▶
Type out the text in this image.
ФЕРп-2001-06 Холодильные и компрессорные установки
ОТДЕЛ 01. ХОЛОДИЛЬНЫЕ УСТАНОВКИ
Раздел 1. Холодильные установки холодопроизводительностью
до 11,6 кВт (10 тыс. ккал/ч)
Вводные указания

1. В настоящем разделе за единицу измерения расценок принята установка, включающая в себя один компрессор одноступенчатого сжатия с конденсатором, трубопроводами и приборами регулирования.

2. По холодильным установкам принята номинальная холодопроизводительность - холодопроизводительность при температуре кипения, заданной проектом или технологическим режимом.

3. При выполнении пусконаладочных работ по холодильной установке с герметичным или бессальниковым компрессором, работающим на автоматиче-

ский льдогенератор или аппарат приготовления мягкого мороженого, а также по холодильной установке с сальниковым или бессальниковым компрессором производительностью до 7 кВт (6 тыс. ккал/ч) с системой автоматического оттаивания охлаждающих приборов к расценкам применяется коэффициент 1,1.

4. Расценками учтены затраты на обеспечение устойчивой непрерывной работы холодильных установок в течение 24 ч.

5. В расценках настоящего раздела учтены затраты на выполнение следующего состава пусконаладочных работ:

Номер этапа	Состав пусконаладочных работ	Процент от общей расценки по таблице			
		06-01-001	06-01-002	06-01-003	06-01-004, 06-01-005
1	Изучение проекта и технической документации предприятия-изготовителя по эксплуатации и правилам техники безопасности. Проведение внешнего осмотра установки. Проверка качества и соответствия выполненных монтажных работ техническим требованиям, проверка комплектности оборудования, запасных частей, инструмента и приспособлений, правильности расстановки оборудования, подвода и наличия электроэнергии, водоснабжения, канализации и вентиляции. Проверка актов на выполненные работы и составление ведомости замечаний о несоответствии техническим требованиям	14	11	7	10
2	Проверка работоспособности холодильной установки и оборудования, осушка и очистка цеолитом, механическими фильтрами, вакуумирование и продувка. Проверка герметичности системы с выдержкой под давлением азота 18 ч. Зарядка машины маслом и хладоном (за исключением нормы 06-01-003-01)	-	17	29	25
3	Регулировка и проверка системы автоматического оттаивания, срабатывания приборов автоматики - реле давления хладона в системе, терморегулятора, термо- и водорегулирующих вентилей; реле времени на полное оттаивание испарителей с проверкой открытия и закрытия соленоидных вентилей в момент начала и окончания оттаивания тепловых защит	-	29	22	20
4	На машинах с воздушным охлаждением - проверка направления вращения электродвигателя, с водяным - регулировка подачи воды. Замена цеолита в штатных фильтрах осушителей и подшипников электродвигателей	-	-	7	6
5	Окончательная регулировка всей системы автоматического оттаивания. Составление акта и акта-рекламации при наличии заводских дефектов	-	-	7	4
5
◀
=== EXERCISE INSTRUCTIONS ===
Go through the material and select each line with the string "пусконаладочных" in it.

=== SOLUTION ===
3. При выполнении пусконаладочных работ по холодильной установке с герметичным или бессальниковым компрессором, работающим на автоматиче-
5. В расценках настоящего раздела учтены затраты на выполнение следующего состава пусконаладочных работ:
Номер этапа	Состав пусконаладочных работ	Процент от общей расценки по таблице			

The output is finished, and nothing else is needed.